* _Material for this task_
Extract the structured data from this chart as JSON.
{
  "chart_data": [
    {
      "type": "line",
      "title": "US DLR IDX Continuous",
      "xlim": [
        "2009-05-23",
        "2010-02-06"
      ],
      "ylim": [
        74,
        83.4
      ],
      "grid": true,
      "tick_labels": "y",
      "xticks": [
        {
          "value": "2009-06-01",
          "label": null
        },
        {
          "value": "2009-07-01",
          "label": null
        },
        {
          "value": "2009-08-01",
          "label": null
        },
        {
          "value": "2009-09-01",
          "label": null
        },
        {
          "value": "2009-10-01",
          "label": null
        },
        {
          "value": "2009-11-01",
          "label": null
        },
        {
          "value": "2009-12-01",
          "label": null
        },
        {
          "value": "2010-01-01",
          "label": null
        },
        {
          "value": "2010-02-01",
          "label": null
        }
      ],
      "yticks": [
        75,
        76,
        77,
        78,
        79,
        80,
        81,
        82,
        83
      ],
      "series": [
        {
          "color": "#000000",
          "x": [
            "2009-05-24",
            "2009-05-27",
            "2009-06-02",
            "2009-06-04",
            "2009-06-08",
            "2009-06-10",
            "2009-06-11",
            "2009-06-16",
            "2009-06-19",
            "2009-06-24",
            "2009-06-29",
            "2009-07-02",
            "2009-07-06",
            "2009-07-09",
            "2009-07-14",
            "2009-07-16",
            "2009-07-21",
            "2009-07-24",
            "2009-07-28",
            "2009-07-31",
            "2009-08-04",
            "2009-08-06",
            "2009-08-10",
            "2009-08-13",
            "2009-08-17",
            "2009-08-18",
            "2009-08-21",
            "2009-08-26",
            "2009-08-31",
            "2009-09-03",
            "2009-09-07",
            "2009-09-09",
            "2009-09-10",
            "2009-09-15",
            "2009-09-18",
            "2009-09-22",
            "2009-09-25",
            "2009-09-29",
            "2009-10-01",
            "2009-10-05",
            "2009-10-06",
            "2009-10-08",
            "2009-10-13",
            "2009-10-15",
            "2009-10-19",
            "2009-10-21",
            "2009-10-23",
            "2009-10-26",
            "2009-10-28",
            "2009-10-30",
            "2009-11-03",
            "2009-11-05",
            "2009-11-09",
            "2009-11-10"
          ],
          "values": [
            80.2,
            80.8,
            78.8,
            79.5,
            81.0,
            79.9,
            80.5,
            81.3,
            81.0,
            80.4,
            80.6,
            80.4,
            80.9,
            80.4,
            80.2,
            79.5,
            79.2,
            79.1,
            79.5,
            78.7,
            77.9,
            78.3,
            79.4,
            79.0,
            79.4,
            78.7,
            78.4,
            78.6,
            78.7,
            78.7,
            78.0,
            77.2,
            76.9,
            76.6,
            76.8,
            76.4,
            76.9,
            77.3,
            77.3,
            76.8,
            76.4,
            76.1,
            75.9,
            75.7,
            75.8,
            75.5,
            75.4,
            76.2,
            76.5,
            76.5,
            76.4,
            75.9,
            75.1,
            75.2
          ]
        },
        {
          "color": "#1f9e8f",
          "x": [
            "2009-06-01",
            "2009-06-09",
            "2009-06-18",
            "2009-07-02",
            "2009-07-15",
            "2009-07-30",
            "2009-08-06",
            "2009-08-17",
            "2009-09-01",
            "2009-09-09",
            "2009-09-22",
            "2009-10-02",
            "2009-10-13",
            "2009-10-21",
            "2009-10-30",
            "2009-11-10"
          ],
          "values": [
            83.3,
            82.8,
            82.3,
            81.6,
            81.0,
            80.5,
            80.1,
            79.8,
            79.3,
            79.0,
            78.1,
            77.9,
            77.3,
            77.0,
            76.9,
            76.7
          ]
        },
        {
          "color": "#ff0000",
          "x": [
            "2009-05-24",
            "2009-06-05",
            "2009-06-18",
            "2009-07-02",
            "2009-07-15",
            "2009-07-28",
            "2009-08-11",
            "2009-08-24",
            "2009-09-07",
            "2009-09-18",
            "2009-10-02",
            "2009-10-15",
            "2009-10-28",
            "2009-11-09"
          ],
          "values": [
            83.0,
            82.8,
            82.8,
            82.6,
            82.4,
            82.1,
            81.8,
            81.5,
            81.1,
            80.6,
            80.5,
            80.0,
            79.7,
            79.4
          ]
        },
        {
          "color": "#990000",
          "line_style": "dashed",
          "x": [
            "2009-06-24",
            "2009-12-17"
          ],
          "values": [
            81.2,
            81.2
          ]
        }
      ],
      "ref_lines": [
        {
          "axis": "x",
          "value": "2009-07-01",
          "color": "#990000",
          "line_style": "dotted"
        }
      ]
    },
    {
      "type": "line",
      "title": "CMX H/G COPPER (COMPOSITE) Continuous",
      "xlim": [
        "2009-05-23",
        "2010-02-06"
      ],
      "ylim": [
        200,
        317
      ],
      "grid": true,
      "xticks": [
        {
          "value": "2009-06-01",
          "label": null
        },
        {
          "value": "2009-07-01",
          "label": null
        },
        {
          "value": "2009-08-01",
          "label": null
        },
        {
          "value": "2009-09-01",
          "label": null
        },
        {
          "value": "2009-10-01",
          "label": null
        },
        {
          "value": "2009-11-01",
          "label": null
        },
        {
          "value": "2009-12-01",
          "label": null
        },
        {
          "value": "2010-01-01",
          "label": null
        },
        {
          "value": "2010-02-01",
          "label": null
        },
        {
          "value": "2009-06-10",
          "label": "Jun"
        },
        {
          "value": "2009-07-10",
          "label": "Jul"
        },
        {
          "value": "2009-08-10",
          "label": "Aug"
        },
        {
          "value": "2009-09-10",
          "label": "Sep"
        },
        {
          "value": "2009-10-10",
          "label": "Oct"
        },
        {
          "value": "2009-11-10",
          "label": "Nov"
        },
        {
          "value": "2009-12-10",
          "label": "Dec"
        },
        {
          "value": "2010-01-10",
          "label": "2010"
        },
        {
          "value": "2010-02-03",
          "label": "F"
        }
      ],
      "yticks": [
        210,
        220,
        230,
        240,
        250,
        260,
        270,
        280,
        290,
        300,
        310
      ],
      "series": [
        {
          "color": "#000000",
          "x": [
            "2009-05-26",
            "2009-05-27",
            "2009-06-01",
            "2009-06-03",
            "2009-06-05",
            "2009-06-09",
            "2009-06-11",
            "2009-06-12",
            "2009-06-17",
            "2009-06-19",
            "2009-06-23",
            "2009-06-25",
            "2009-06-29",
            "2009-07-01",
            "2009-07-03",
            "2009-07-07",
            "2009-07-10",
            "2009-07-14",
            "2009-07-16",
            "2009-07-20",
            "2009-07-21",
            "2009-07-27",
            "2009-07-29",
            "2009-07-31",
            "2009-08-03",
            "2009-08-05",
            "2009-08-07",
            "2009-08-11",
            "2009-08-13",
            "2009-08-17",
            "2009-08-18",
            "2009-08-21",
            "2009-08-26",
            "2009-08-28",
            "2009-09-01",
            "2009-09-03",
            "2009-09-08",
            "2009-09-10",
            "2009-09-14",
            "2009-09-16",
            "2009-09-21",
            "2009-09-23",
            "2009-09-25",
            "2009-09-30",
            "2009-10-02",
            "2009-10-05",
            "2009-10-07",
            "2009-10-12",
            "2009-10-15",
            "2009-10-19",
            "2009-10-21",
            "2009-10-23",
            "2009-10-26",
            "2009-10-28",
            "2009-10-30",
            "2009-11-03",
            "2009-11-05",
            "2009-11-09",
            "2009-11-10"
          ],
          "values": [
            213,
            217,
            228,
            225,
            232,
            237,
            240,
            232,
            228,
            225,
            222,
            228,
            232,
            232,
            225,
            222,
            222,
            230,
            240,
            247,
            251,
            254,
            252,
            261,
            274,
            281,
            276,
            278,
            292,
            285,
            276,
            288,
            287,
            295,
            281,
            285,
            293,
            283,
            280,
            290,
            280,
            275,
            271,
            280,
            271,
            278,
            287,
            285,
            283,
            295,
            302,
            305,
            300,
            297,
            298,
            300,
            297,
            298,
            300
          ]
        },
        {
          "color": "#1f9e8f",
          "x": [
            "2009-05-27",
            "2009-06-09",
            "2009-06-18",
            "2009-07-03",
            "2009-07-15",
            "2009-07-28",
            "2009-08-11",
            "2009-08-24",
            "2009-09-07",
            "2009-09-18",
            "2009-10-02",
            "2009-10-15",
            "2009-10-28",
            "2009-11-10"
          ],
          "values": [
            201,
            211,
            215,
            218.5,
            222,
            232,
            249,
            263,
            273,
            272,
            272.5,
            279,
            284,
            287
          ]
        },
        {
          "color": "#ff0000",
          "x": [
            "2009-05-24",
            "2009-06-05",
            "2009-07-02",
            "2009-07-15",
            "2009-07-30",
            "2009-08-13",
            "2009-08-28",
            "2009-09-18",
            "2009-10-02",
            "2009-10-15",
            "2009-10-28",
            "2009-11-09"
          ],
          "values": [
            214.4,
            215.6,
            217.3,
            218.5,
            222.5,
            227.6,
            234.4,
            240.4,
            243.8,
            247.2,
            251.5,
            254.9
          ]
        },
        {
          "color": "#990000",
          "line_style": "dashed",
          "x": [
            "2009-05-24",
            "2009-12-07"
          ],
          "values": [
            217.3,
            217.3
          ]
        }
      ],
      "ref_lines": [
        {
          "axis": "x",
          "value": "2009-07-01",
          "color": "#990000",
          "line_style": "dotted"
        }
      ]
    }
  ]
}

* _Given instruction_
Using the entries above, return each line that includes the word "title".

* _Answer to this task_
      "title": "US DLR IDX Continuous",
      "title": "CMX H/G COPPER (COMPOSITE) Continuous",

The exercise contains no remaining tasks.